EXERCISE INSTRUCTIONS:
Scan each line of the entries below for the word "polymerase" and count the ones where it appears. The answer is that number alone.

Document page records:
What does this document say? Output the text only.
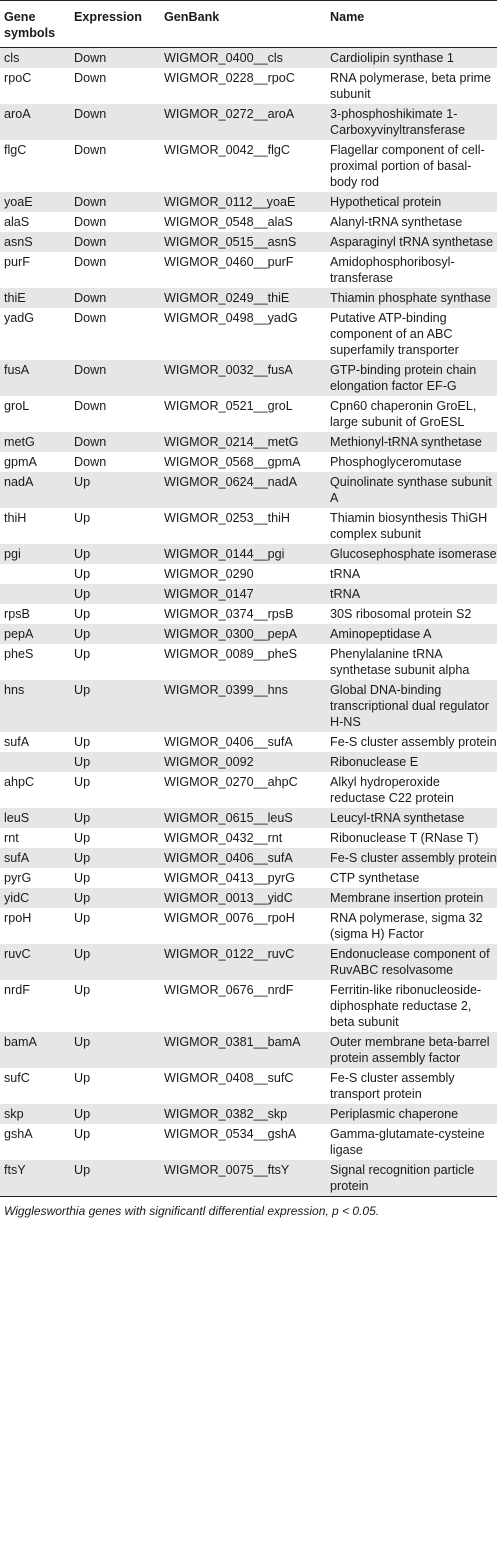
Gene symbols	Expression	GenBank	Name
cls	Down	WIGMOR_0400__cls	Cardiolipin synthase 1
rpoC	Down	WIGMOR_0228__rpoC	RNA polymerase, beta prime subunit
aroA	Down	WIGMOR_0272__aroA	3-phosphoshikimate 1-Carboxyvinyltransferase
flgC	Down	WIGMOR_0042__flgC	Flagellar component of cell-proximal portion of basal-body rod
yoaE	Down	WIGMOR_0112__yoaE	Hypothetical protein
alaS	Down	WIGMOR_0548__alaS	Alanyl-tRNA synthetase
asnS	Down	WIGMOR_0515__asnS	Asparaginyl tRNA synthetase
purF	Down	WIGMOR_0460__purF	Amidophosphoribosyl-transferase
thiE	Down	WIGMOR_0249__thiE	Thiamin phosphate synthase
yadG	Down	WIGMOR_0498__yadG	Putative ATP-binding component of an ABC superfamily transporter
fusA	Down	WIGMOR_0032__fusA	GTP-binding protein chain elongation factor EF-G
groL	Down	WIGMOR_0521__groL	Cpn60 chaperonin GroEL, large subunit of GroESL
metG	Down	WIGMOR_0214__metG	Methionyl-tRNA synthetase
gpmA	Down	WIGMOR_0568__gpmA	Phosphoglyceromutase
nadA	Up	WIGMOR_0624__nadA	Quinolinate synthase subunit A
thiH	Up	WIGMOR_0253__thiH	Thiamin biosynthesis ThiGH complex subunit
pgi	Up	WIGMOR_0144__pgi	Glucosephosphate isomerase
	Up	WIGMOR_0290	tRNA
	Up	WIGMOR_0147	tRNA
rpsB	Up	WIGMOR_0374__rpsB	30S ribosomal protein S2
pepA	Up	WIGMOR_0300__pepA	Aminopeptidase A
pheS	Up	WIGMOR_0089__pheS	Phenylalanine tRNA synthetase subunit alpha
hns	Up	WIGMOR_0399__hns	Global DNA-binding transcriptional dual regulator H-NS
sufA	Up	WIGMOR_0406__sufA	Fe-S cluster assembly protein
	Up	WIGMOR_0092	Ribonuclease E
ahpC	Up	WIGMOR_0270__ahpC	Alkyl hydroperoxide reductase C22 protein
leuS	Up	WIGMOR_0615__leuS	Leucyl-tRNA synthetase
rnt	Up	WIGMOR_0432__rnt	Ribonuclease T (RNase T)
sufA	Up	WIGMOR_0406__sufA	Fe-S cluster assembly protein
pyrG	Up	WIGMOR_0413__pyrG	CTP synthetase
yidC	Up	WIGMOR_0013__yidC	Membrane insertion protein
rpoH	Up	WIGMOR_0076__rpoH	RNA polymerase, sigma 32 (sigma H) Factor
ruvC	Up	WIGMOR_0122__ruvC	Endonuclease component of RuvABC resolvasome
nrdF	Up	WIGMOR_0676__nrdF	Ferritin-like ribonucleoside-diphosphate reductase 2, beta subunit
bamA	Up	WIGMOR_0381__bamA	Outer membrane beta-barrel protein assembly factor
sufC	Up	WIGMOR_0408__sufC	Fe-S cluster assembly transport protein
skp	Up	WIGMOR_0382__skp	Periplasmic chaperone
gshA	Up	WIGMOR_0534__gshA	Gamma-glutamate-cysteine ligase
ftsY	Up	WIGMOR_0075__ftsY	Signal recognition particle protein
Wigglesworthia genes with significantl differential expression, p < 0.05.
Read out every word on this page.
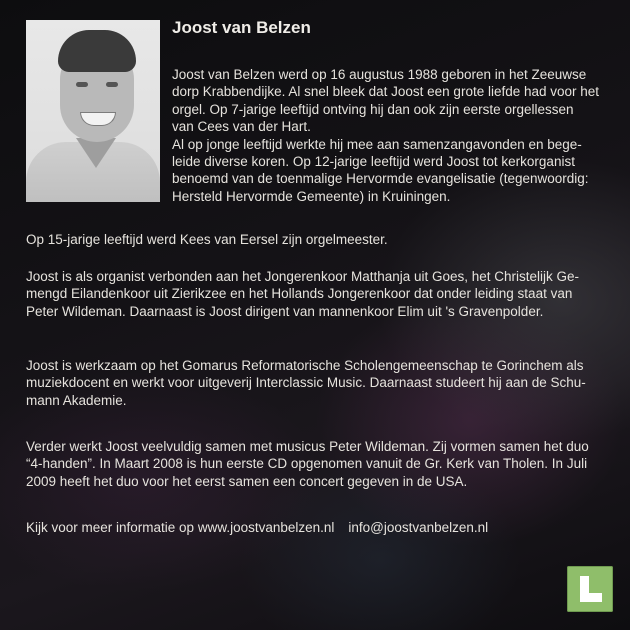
Joost van Belzen

Joost van Belzen werd op 16 augustus 1988 geboren in het Zeeuwse
dorp Krabbendijke. Al snel bleek dat Joost een grote liefde had voor het
orgel. Op 7-jarige leeftijd ontving hij dan ook zijn eerste orgellessen
van Cees van der Hart.
Al op jonge leeftijd werkte hij mee aan samenzangavonden en bege-
leide diverse koren. Op 12-jarige leeftijd werd Joost tot kerkorganist
benoemd van de toenmalige Hervormde evangelisatie (tegenwoordig:
Hersteld Hervormde Gemeente) in Kruiningen.

Op 15-jarige leeftijd werd Kees van Eersel zijn orgelmeester.

Joost is als organist verbonden aan het Jongerenkoor Matthanja uit Goes, het Christelijk Ge-
mengd Eilandenkoor uit Zierikzee en het Hollands Jongerenkoor dat onder leiding staat van
Peter Wildeman. Daarnaast is Joost dirigent van mannenkoor Elim uit 's Gravenpolder.

Joost is werkzaam op het Gomarus Reformatorische Scholengemeenschap te Gorinchem als
muziekdocent en werkt voor uitgeverij Interclassic Music. Daarnaast studeert hij aan de Schu-
mann Akademie.

Verder werkt Joost veelvuldig samen met musicus Peter Wildeman. Zij vormen samen het duo
“4-handen”. In Maart 2008 is hun eerste CD opgenomen vanuit de Gr. Kerk van Tholen. In Juli
2009 heeft het duo voor het eerst samen een concert gegeven in de USA.

Kijk voor meer informatie op www.joostvanbelzen.nl info@joostvanbelzen.nl
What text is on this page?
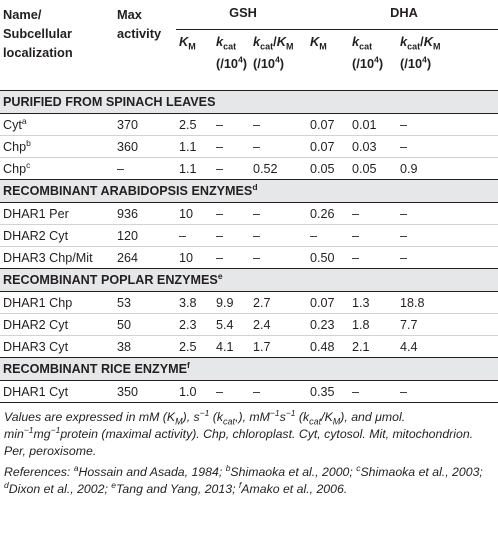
Name/
Subcellular
localization	Max
activity	GSH			DHA		
		$K_M$	$k_{cat}$	$k_{cat}/K_M$	$K_M$	$k_{cat}$	$k_{cat}/K_M$
			$(/10^4)$	$(/10^4)$		$(/10^4)$	$(/10^4)$

PURIFIED FROM SPINACH LEAVES							
Cyt$^a$	370	2.5	–	–	0.07	0.01	–
Chp$^b$	360	1.1	–	–	0.07	0.03	–
Chp$^c$	–	1.1	–	0.52	0.05	0.05	0.9
RECOMBINANT ARABIDOPSIS ENZYMES$^d$
DHAR1 Per	936	10	–	–	0.26	–	–
DHAR2 Cyt	120	–	–	–	–	–	–
DHAR3 Chp/Mit	264	10	–	–	0.50	–	–
RECOMBINANT POPLAR ENZYMES$^e$
DHAR1 Chp	53	3.8	9.9	2.7	0.07	1.3	18.8
DHAR2 Cyt	50	2.3	5.4	2.4	0.23	1.8	7.7
DHAR3 Cyt	38	2.5	4.1	1.7	0.48	2.1	4.4
RECOMBINANT RICE ENZYME$^f$
DHAR1 Cyt	350	1.0	–	–	0.35	–	–

Values are expressed in mM $(K_M)$, $s^{-1}$ $(k_{cat},)$, $mM^{-1}s^{-1}$ $(k_{cat}/K_M)$, and μmol. $\min^{-1}mg^{-1}protein$ (maximal activity). Chp, chloroplast. Cyt, cytosol. Mit, mitochondrion. Per, peroxisome.

References: $^a$Hossain and Asada, 1984; $^b$Shimaoka et al., 2000; $^c$Shimaoka et al., 2003; $^d$Dixon et al., 2002; $^e$Tang and Yang, 2013; $^f$Amako et al., 2006.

EXERCISE RESPONSE:
2